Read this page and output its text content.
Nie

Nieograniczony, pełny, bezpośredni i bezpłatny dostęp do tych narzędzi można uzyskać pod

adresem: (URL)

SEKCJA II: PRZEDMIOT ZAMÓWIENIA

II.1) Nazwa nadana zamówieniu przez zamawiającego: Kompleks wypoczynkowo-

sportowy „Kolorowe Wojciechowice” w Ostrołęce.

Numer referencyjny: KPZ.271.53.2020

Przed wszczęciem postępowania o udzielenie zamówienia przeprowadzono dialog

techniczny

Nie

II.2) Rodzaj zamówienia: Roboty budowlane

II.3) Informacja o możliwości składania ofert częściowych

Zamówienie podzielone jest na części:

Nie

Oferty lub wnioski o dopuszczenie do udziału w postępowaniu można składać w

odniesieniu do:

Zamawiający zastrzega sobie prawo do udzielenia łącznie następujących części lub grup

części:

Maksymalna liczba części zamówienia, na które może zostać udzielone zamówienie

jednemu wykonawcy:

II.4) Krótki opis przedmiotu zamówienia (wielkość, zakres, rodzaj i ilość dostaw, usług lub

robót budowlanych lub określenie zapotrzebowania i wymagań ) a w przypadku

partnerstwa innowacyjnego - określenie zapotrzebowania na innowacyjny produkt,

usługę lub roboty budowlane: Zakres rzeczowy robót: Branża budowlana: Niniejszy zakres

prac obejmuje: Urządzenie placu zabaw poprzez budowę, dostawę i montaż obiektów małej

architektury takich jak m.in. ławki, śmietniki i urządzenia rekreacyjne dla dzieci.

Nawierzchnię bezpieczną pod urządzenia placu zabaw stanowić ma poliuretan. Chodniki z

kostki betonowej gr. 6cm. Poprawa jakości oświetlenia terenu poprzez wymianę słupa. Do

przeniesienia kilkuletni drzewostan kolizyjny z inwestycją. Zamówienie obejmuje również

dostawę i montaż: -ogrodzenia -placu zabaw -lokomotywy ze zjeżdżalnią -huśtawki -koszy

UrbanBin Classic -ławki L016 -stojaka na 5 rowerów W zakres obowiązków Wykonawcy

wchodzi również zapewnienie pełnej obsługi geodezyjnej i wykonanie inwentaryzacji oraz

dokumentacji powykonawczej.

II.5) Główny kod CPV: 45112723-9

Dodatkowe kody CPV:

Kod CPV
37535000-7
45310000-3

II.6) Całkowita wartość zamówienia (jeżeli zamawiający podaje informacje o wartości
- - - - -
- _Work to do_
Copy each record from above exactly, and include every line.

- _Result_
Read this page and output its text content.
Nie

Nieograniczony, pełny, bezpośredni i bezpłatny dostęp do tych narzędzi można uzyskać pod

adresem: (URL)

SEKCJA II: PRZEDMIOT ZAMÓWIENIA

II.1) Nazwa nadana zamówieniu przez zamawiającego: Kompleks wypoczynkowo-

sportowy „Kolorowe Wojciechowice” w Ostrołęce.

Numer referencyjny: KPZ.271.53.2020

Przed wszczęciem postępowania o udzielenie zamówienia przeprowadzono dialog

techniczny

Nie

II.2) Rodzaj zamówienia: Roboty budowlane

II.3) Informacja o możliwości składania ofert częściowych

Zamówienie podzielone jest na części:

Nie

Oferty lub wnioski o dopuszczenie do udziału w postępowaniu można składać w

odniesieniu do:

Zamawiający zastrzega sobie prawo do udzielenia łącznie następujących części lub grup

części:

Maksymalna liczba części zamówienia, na które może zostać udzielone zamówienie

jednemu wykonawcy:

II.4) Krótki opis przedmiotu zamówienia (wielkość, zakres, rodzaj i ilość dostaw, usług lub

robót budowlanych lub określenie zapotrzebowania i wymagań ) a w przypadku

partnerstwa innowacyjnego - określenie zapotrzebowania na innowacyjny produkt,

usługę lub roboty budowlane: Zakres rzeczowy robót: Branża budowlana: Niniejszy zakres

prac obejmuje: Urządzenie placu zabaw poprzez budowę, dostawę i montaż obiektów małej

architektury takich jak m.in. ławki, śmietniki i urządzenia rekreacyjne dla dzieci.

Nawierzchnię bezpieczną pod urządzenia placu zabaw stanowić ma poliuretan. Chodniki z

kostki betonowej gr. 6cm. Poprawa jakości oświetlenia terenu poprzez wymianę słupa. Do

przeniesienia kilkuletni drzewostan kolizyjny z inwestycją. Zamówienie obejmuje również

dostawę i montaż: -ogrodzenia -placu zabaw -lokomotywy ze zjeżdżalnią -huśtawki -koszy

UrbanBin Classic -ławki L016 -stojaka na 5 rowerów W zakres obowiązków Wykonawcy

wchodzi również zapewnienie pełnej obsługi geodezyjnej i wykonanie inwentaryzacji oraz

dokumentacji powykonawczej.

II.5) Główny kod CPV: 45112723-9

Dodatkowe kody CPV:

Kod CPV
37535000-7
45310000-3

II.6) Całkowita wartość zamówienia (jeżeli zamawiający podaje informacje o wartości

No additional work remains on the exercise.